Given entries:
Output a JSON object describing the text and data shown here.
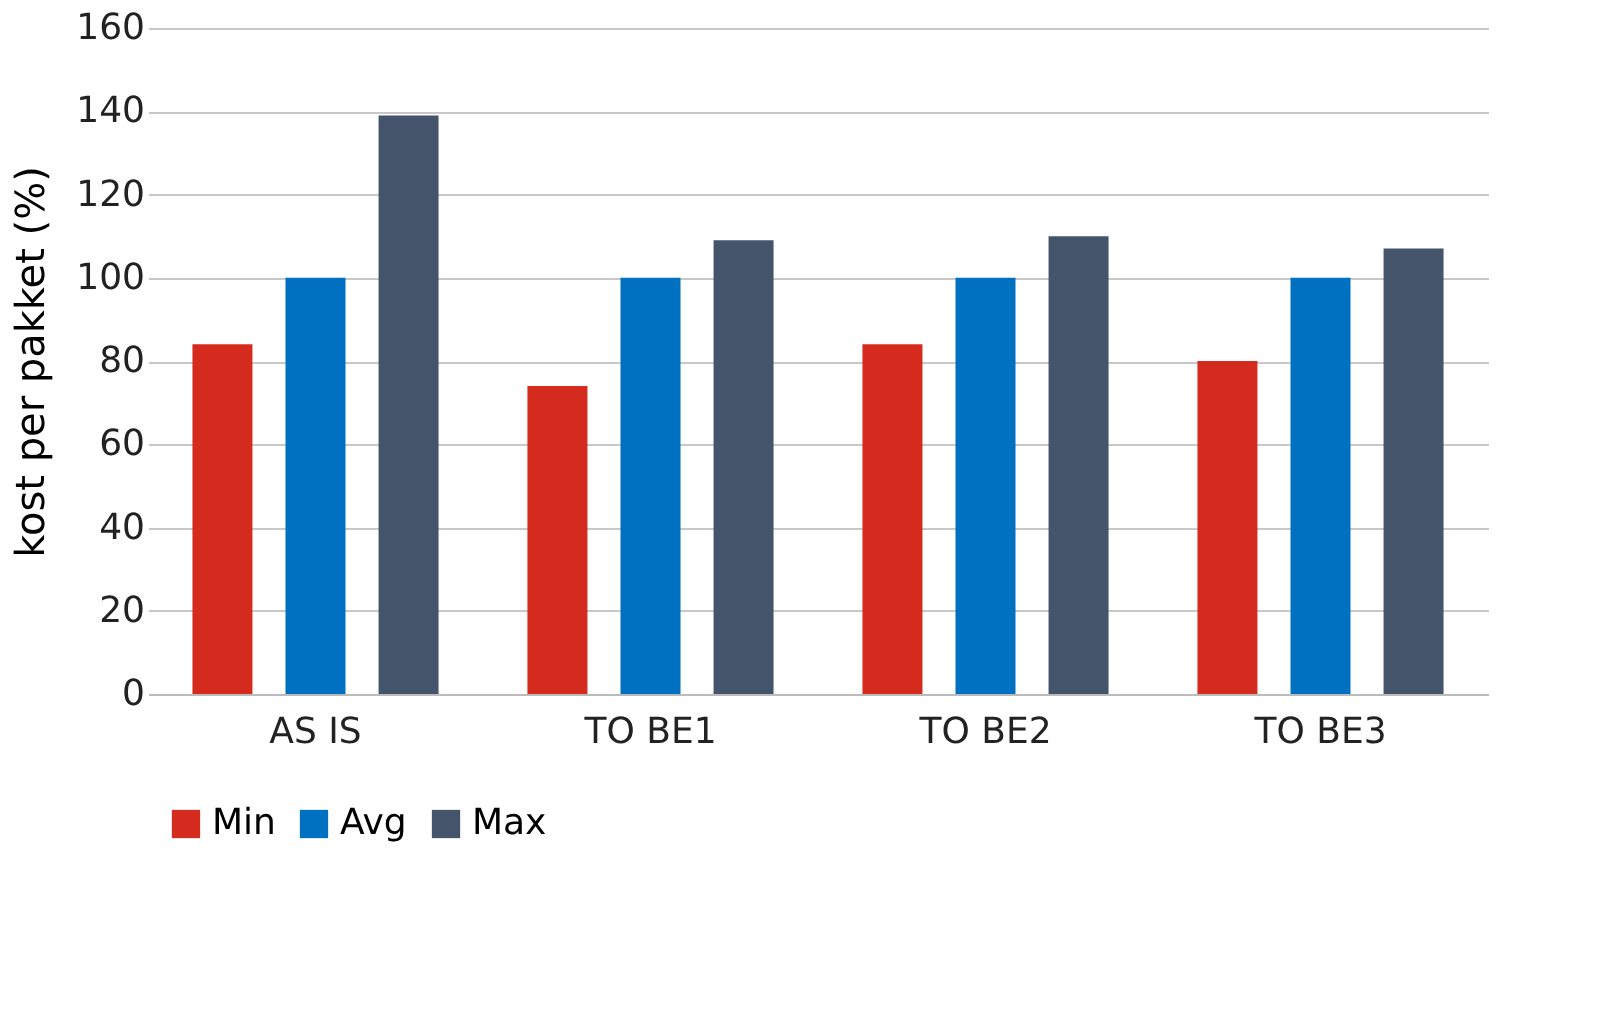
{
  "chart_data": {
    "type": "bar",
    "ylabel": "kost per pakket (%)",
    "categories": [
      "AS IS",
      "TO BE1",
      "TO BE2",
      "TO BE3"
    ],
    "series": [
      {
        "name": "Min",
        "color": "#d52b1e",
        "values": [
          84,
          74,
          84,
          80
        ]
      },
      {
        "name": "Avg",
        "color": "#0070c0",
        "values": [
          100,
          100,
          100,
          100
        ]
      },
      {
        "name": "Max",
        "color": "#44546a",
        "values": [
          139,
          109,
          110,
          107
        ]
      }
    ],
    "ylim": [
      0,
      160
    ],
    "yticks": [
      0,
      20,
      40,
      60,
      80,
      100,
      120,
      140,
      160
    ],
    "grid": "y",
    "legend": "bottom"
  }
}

Work required: Without the pictures, print the whole listing exactly as given.

Correct answer:
Output a JSON object describing the text and data shown here.
{
  "chart_data": {
    "type": "bar",
    "ylabel": "kost per pakket (%)",
    "categories": [
      "AS IS",
      "TO BE1",
      "TO BE2",
      "TO BE3"
    ],
    "series": [
      {
        "name": "Min",
        "color": "#d52b1e",
        "values": [
          84,
          74,
          84,
          80
        ]
      },
      {
        "name": "Avg",
        "color": "#0070c0",
        "values": [
          100,
          100,
          100,
          100
        ]
      },
      {
        "name": "Max",
        "color": "#44546a",
        "values": [
          139,
          109,
          110,
          107
        ]
      }
    ],
    "ylim": [
      0,
      160
    ],
    "yticks": [
      0,
      20,
      40,
      60,
      80,
      100,
      120,
      140,
      160
    ],
    "grid": "y",
    "legend": "bottom"
  }
}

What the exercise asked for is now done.